◆ **Collected data**
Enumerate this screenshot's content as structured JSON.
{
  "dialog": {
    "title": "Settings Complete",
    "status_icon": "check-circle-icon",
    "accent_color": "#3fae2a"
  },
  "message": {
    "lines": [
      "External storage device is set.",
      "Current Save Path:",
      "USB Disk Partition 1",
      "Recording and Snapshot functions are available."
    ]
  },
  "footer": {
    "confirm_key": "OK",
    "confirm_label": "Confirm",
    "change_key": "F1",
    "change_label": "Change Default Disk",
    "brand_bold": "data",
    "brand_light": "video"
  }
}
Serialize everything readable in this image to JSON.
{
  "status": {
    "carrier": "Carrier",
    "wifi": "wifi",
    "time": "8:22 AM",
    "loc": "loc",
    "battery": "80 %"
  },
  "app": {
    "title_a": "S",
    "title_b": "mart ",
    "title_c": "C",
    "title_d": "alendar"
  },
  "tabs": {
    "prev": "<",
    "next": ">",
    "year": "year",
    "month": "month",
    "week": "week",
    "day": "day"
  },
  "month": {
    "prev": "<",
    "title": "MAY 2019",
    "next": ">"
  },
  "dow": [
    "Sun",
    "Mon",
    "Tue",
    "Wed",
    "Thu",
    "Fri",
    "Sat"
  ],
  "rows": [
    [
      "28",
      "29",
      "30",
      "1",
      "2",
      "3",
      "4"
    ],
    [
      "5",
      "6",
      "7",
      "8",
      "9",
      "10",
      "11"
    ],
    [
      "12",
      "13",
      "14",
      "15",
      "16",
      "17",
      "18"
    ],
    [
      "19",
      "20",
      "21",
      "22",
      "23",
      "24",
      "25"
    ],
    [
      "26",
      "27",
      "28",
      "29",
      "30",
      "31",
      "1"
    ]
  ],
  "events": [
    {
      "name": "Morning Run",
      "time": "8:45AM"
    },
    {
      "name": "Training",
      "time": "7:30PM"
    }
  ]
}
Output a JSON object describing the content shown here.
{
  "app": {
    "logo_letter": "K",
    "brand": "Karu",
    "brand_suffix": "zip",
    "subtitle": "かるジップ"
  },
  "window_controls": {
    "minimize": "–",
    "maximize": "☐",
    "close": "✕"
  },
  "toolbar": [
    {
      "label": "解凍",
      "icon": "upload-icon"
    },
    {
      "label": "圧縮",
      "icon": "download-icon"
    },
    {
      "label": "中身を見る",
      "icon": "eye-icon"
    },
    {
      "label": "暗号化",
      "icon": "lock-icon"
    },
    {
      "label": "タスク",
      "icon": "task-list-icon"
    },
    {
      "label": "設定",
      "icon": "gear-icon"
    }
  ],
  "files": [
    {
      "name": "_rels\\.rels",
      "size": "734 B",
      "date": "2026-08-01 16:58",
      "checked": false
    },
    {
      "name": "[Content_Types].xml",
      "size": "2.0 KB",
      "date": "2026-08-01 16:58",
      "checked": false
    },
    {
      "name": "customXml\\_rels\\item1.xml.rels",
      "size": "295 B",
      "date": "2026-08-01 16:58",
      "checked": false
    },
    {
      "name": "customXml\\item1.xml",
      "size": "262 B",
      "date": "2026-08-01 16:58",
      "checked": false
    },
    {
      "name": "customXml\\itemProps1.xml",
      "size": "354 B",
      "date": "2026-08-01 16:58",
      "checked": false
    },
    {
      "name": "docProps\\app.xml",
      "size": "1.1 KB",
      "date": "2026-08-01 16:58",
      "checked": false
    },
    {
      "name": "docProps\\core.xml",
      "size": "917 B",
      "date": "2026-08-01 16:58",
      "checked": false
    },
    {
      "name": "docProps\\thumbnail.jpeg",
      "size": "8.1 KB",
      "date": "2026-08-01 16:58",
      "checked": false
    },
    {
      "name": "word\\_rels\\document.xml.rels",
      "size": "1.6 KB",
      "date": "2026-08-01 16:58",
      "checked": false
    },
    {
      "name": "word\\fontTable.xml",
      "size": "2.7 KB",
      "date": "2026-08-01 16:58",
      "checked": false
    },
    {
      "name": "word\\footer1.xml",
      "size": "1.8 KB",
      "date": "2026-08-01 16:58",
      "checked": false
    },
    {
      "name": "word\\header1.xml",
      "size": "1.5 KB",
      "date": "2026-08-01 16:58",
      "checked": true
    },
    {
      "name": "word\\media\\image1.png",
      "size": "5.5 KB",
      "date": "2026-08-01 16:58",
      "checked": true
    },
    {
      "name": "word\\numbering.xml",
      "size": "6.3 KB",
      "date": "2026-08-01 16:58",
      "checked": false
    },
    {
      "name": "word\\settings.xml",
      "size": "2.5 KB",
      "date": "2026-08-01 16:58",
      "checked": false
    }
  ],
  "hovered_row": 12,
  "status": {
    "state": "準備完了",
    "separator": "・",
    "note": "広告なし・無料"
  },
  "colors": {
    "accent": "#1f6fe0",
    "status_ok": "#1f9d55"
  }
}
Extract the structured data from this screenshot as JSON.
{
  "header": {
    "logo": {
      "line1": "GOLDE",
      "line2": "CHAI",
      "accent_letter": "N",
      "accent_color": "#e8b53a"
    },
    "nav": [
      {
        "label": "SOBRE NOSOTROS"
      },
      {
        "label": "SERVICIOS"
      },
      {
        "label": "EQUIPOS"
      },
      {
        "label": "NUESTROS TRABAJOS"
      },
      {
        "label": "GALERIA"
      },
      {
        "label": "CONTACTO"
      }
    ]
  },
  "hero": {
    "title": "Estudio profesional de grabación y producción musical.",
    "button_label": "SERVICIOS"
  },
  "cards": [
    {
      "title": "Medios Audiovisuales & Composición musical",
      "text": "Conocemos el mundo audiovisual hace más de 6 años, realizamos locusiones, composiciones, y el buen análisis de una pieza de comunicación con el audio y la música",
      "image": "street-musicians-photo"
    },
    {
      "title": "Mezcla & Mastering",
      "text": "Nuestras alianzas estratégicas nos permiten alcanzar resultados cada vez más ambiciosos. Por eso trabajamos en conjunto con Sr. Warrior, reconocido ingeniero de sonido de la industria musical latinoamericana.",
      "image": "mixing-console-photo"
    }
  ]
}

◆ **Exercise requirements**
Beginning at the line that holds "Extract the structured", write out word for word each line through the end of the records.

◆ **Solution to this task**
Extract the structured data from this screenshot as JSON.
{
  "header": {
    "logo": {
      "line1": "GOLDE",
      "line2": "CHAI",
      "accent_letter": "N",
      "accent_color": "#e8b53a"
    },
    "nav": [
      {
        "label": "SOBRE NOSOTROS"
      },
      {
        "label": "SERVICIOS"
      },
      {
        "label": "EQUIPOS"
      },
      {
        "label": "NUESTROS TRABAJOS"
      },
      {
        "label": "GALERIA"
      },
      {
        "label": "CONTACTO"
      }
    ]
  },
  "hero": {
    "title": "Estudio profesional de grabación y producción musical.",
    "button_label": "SERVICIOS"
  },
  "cards": [
    {
      "title": "Medios Audiovisuales & Composición musical",
      "text": "Conocemos el mundo audiovisual hace más de 6 años, realizamos locusiones, composiciones, y el buen análisis de una pieza de comunicación con el audio y la música",
      "image": "street-musicians-photo"
    },
    {
      "title": "Mezcla & Mastering",
      "text": "Nuestras alianzas estratégicas nos permiten alcanzar resultados cada vez más ambiciosos. Por eso trabajamos en conjunto con Sr. Warrior, reconocido ingeniero de sonido de la industria musical latinoamericana.",
      "image": "mixing-console-photo"
    }
  ]
}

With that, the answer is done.